» **WHAT NEEDS TO BE DONE**: All of the data that follows should be retyped exactly, please, except the pictures.

» **ITEMS**:
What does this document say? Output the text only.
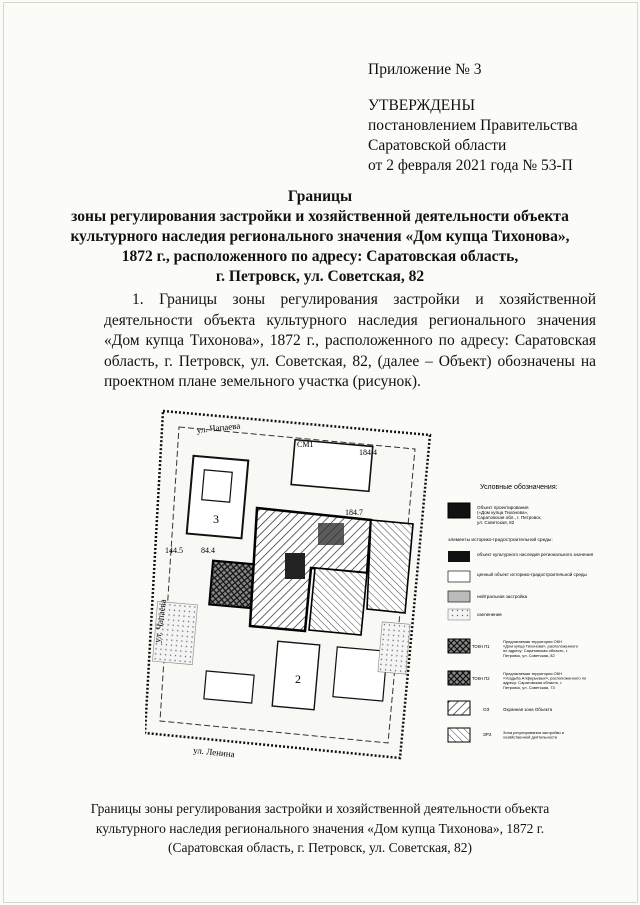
Приложение № 3
УТВЕРЖДЕНЫ
постановлением Правительства
Саратовской области
от 2 февраля 2021 года № 53-П
Границы
зоны регулирования застройки и хозяйственной деятельности объекта
культурного наследия регионального значения «Дом купца Тихонова»,
1872 г., расположенного по адресу: Саратовская область,
г. Петровск, ул. Советская, 82
1. Границы зоны регулирования застройки и хозяйственной деятельности объекта культурного наследия регионального значения «Дом купца Тихонова», 1872 г., расположенного по адресу: Саратовская область, г. Петровск, ул. Советская, 82, (далее – Объект) обозначены на проектном плане земельного участка (рисунок).
ул. Чапаева
ул. Чапаева
ул. Ленина
3
2
144.5 84.4
184.7
СМ1
184.4
Условные обозначения:
Объект проектирования («Дом купца Тихонова», Саратовская обл., г. Петровск, ул. Советская, 82
элементы историко-градостроительной среды:
объект культурного наследия регионального значения
ценный объект историко-градостроительной среды
нейтральная застройка
озеленение
ТОКН П1
Предлагаемая территория ОКН «Дом купца Тихонова», расположенного по адресу: Саратовская область, г. Петровск, ул. Советская, 82
ТОКН П2
Предлагаемая территория ОКН «Усадьба Алферьевых», расположенного по адресу: Саратовская область, г. Петровск, ул. Советская, 73
ОЗ	Охранная зона Объекта
ЗР2	Зона регулирования застройки и хозяйственной деятельности
Границы зоны регулирования застройки и хозяйственной деятельности объекта
культурного наследия регионального значения «Дом купца Тихонова», 1872 г.
(Саратовская область, г. Петровск, ул. Советская, 82)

» **TASK OUTPUT**:
What does this document say? Output the text only.
Приложение № 3
УТВЕРЖДЕНЫ
постановлением Правительства
Саратовской области
от 2 февраля 2021 года № 53-П
Границы
зоны регулирования застройки и хозяйственной деятельности объекта
культурного наследия регионального значения «Дом купца Тихонова»,
1872 г., расположенного по адресу: Саратовская область,
г. Петровск, ул. Советская, 82
1. Границы зоны регулирования застройки и хозяйственной деятельности объекта культурного наследия регионального значения «Дом купца Тихонова», 1872 г., расположенного по адресу: Саратовская область, г. Петровск, ул. Советская, 82, (далее – Объект) обозначены на проектном плане земельного участка (рисунок).
ул. Чапаева
ул. Чапаева
ул. Ленина
3
2
144.5 84.4
184.7
СМ1
184.4
Условные обозначения:
Объект проектирования («Дом купца Тихонова», Саратовская обл., г. Петровск, ул. Советская, 82
элементы историко-градостроительной среды:
объект культурного наследия регионального значения
ценный объект историко-градостроительной среды
нейтральная застройка
озеленение
ТОКН П1
Предлагаемая территория ОКН «Дом купца Тихонова», расположенного по адресу: Саратовская область, г. Петровск, ул. Советская, 82
ТОКН П2
Предлагаемая территория ОКН «Усадьба Алферьевых», расположенного по адресу: Саратовская область, г. Петровск, ул. Советская, 73
ОЗ	Охранная зона Объекта
ЗР2	Зона регулирования застройки и хозяйственной деятельности
Границы зоны регулирования застройки и хозяйственной деятельности объекта
культурного наследия регионального значения «Дом купца Тихонова», 1872 г.
(Саратовская область, г. Петровск, ул. Советская, 82)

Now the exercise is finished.